Problem statement -> Copy out the listing below, word for word, from its first line through the line containing "desktop-icon[interactable]: Grand Theft", including both of those lines.

Provided information ->
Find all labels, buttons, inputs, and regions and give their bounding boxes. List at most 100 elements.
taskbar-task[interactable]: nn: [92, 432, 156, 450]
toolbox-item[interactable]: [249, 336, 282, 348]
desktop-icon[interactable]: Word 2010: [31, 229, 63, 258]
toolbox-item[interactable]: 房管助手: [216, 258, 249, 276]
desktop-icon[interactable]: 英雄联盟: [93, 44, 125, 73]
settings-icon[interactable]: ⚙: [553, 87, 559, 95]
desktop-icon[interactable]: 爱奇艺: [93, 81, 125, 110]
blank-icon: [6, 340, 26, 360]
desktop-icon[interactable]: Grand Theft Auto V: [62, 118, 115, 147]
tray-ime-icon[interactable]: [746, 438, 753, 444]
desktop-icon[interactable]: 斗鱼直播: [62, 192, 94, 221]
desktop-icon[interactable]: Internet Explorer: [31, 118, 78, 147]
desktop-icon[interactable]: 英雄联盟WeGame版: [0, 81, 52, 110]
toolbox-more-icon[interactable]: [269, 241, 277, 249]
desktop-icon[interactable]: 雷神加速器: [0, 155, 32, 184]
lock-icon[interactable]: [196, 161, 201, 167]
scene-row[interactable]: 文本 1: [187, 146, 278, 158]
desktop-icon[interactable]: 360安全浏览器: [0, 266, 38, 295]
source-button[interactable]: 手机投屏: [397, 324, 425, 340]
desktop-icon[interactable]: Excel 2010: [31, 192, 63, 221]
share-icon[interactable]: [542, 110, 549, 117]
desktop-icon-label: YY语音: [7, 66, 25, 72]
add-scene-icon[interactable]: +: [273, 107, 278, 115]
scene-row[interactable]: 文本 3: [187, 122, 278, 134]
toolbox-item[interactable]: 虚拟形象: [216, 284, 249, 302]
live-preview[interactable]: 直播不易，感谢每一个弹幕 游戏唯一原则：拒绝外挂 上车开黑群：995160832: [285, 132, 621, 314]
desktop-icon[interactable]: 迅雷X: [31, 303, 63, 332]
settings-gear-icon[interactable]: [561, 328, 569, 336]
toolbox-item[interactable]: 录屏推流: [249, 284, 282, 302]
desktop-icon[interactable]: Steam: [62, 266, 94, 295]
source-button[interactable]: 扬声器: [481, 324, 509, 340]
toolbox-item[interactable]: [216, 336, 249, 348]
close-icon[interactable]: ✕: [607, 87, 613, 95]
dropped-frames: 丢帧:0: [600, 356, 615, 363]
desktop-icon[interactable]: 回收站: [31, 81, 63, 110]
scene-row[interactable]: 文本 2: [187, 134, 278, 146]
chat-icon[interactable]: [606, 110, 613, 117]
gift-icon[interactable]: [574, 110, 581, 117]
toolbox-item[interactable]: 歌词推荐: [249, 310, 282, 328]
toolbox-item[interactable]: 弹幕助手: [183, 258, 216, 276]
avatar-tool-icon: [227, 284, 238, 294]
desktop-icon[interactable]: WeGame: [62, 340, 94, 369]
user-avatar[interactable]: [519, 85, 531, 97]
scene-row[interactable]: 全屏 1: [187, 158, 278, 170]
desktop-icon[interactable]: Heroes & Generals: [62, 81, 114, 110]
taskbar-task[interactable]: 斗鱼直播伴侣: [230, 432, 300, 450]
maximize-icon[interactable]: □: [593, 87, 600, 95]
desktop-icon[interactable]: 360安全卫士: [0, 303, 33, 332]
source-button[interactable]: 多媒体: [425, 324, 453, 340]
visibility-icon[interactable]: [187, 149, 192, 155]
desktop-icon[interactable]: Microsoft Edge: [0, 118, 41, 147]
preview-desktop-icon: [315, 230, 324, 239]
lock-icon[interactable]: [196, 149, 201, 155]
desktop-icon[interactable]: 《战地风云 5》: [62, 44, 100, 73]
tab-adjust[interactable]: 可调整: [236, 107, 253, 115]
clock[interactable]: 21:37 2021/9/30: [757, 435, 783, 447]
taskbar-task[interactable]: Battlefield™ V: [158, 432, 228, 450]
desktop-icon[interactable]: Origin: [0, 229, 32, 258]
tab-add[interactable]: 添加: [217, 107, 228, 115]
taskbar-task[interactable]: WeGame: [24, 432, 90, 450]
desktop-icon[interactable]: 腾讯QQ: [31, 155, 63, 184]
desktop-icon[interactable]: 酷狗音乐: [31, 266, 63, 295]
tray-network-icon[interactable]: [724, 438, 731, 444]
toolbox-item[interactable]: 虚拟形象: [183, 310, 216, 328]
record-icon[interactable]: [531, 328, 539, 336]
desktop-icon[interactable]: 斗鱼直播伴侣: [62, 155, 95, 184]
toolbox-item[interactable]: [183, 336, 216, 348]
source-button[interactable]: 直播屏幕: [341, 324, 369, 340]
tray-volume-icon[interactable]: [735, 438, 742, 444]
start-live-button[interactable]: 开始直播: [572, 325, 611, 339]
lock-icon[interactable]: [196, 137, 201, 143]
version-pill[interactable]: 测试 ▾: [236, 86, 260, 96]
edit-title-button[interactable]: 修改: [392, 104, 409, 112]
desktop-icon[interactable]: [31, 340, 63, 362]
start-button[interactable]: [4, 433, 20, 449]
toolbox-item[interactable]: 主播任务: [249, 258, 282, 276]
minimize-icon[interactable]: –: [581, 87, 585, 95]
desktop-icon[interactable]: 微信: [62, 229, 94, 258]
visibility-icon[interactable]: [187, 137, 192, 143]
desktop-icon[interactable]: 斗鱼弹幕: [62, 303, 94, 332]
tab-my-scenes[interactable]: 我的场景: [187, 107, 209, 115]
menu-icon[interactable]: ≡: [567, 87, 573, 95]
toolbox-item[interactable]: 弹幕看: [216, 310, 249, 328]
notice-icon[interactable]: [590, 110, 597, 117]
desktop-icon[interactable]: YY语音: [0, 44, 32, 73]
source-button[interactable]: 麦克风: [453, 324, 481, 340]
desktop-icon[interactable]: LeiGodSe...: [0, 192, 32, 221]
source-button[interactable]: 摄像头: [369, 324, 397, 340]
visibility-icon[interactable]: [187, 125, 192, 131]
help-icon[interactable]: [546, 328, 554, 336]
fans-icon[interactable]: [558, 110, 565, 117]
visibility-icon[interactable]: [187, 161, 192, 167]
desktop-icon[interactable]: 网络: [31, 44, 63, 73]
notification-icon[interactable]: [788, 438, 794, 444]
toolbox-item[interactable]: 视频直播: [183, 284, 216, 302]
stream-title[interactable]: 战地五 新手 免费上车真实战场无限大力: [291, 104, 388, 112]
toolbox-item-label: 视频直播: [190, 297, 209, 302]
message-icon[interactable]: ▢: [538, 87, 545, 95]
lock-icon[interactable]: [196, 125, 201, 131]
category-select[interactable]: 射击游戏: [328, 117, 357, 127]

Task result ->
Find all labels, buttons, inputs, and regions and give their bounding boxes. List at most 100 elements.
taskbar-task[interactable]: nn: [92, 432, 156, 450]
toolbox-item[interactable]: [249, 336, 282, 348]
desktop-icon[interactable]: Word 2010: [31, 229, 63, 258]
toolbox-item[interactable]: 房管助手: [216, 258, 249, 276]
desktop-icon[interactable]: 英雄联盟: [93, 44, 125, 73]
settings-icon[interactable]: ⚙: [553, 87, 559, 95]
desktop-icon[interactable]: 爱奇艺: [93, 81, 125, 110]
blank-icon: [6, 340, 26, 360]
desktop-icon[interactable]: Grand Theft Auto V: [62, 118, 115, 147]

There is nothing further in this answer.